#### Records for the exercise ####
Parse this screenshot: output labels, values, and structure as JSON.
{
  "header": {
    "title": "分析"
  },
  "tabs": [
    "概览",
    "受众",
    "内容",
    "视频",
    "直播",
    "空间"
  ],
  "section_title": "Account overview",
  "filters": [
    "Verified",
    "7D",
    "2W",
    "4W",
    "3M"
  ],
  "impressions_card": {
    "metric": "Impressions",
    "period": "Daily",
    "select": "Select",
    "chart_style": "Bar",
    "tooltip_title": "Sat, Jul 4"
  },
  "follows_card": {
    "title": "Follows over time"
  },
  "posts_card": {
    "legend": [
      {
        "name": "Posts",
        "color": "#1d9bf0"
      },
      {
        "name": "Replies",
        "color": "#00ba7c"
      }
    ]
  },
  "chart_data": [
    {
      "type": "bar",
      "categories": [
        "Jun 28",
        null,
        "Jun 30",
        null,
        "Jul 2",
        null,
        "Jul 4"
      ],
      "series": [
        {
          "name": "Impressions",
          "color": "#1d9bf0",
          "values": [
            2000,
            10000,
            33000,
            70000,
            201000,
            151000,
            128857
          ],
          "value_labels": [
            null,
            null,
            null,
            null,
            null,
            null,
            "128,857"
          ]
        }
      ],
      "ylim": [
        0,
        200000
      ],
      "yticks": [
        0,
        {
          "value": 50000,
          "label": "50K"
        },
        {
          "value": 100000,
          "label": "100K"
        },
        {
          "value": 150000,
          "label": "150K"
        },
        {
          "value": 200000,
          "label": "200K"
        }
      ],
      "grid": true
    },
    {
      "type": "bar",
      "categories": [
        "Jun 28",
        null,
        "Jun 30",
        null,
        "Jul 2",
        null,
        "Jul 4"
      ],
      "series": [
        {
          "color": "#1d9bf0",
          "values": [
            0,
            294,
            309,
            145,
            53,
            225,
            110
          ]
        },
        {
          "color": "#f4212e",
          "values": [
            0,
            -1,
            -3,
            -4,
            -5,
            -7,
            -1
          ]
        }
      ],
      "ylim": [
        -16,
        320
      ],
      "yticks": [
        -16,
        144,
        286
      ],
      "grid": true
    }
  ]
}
####
Stated task: Nothing should be changed: write out all of the data as is.

Solution for this exercise:
Parse this screenshot: output labels, values, and structure as JSON.
{
  "header": {
    "title": "分析"
  },
  "tabs": [
    "概览",
    "受众",
    "内容",
    "视频",
    "直播",
    "空间"
  ],
  "section_title": "Account overview",
  "filters": [
    "Verified",
    "7D",
    "2W",
    "4W",
    "3M"
  ],
  "impressions_card": {
    "metric": "Impressions",
    "period": "Daily",
    "select": "Select",
    "chart_style": "Bar",
    "tooltip_title": "Sat, Jul 4"
  },
  "follows_card": {
    "title": "Follows over time"
  },
  "posts_card": {
    "legend": [
      {
        "name": "Posts",
        "color": "#1d9bf0"
      },
      {
        "name": "Replies",
        "color": "#00ba7c"
      }
    ]
  },
  "chart_data": [
    {
      "type": "bar",
      "categories": [
        "Jun 28",
        null,
        "Jun 30",
        null,
        "Jul 2",
        null,
        "Jul 4"
      ],
      "series": [
        {
          "name": "Impressions",
          "color": "#1d9bf0",
          "values": [
            2000,
            10000,
            33000,
            70000,
            201000,
            151000,
            128857
          ],
          "value_labels": [
            null,
            null,
            null,
            null,
            null,
            null,
            "128,857"
          ]
        }
      ],
      "ylim": [
        0,
        200000
      ],
      "yticks": [
        0,
        {
          "value": 50000,
          "label": "50K"
        },
        {
          "value": 100000,
          "label": "100K"
        },
        {
          "value": 150000,
          "label": "150K"
        },
        {
          "value": 200000,
          "label": "200K"
        }
      ],
      "grid": true
    },
    {
      "type": "bar",
      "categories": [
        "Jun 28",
        null,
        "Jun 30",
        null,
        "Jul 2",
        null,
        "Jul 4"
      ],
      "series": [
        {
          "color": "#1d9bf0",
          "values": [
            0,
            294,
            309,
            145,
            53,
            225,
            110
          ]
        },
        {
          "color": "#f4212e",
          "values": [
            0,
            -1,
            -3,
            -4,
            -5,
            -7,
            -1
          ]
        }
      ],
      "ylim": [
        -16,
        320
      ],
      "yticks": [
        -16,
        144,
        286
      ],
      "grid": true
    }
  ]
}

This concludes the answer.